# Dataset rows
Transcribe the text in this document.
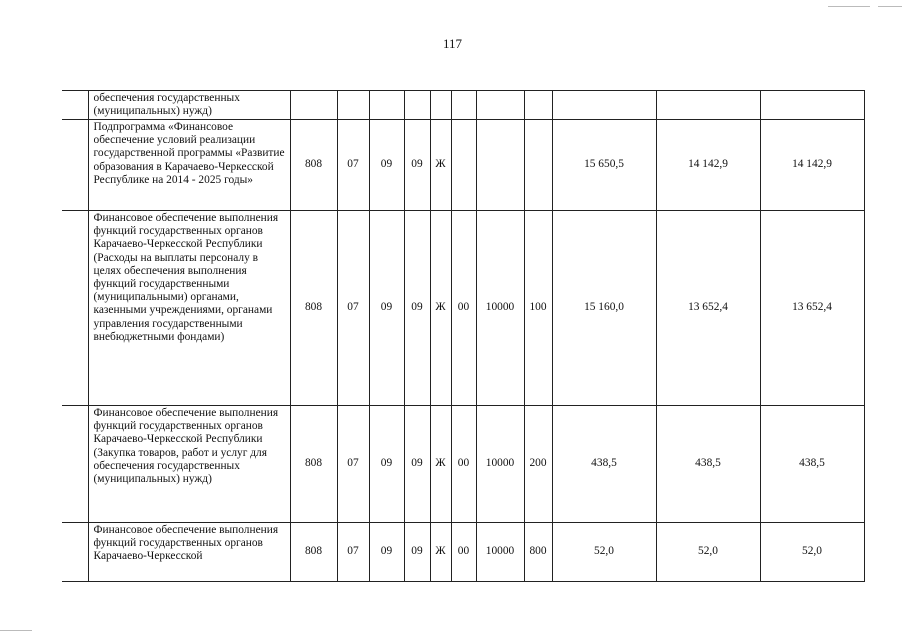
117
	обеспечения государственных (муниципальных) нужд)											
	Подпрограмма «Финансовое обеспечение условий реализации государственной программы «Развитие образования в Карачаево-Черкесской Республике на 2014 - 2025 годы»	808	07	09	09	Ж				15 650,5	14 142,9	14 142,9
	Финансовое обеспечение выполнения функций государственных органов Карачаево-Черкесской Республики (Расходы на выплаты персоналу в целях обеспечения выполнения функций государственными (муниципальными) органами, казенными учреждениями, органами управления государственными внебюджетными фондами)	808	07	09	09	Ж	00	10000	100	15 160,0	13 652,4	13 652,4
	Финансовое обеспечение выполнения функций государственных органов Карачаево-Черкесской Республики (Закупка товаров, работ и услуг для обеспечения государственных (муниципальных) нужд)	808	07	09	09	Ж	00	10000	200	438,5	438,5	438,5
	Финансовое обеспечение выполнения функций государственных органов Карачаево-Черкесской	808	07	09	09	Ж	00	10000	800	52,0	52,0	52,0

# Problem details
Your answer should be a single number: the count of lines containing the word "нужд".

# Task solution
2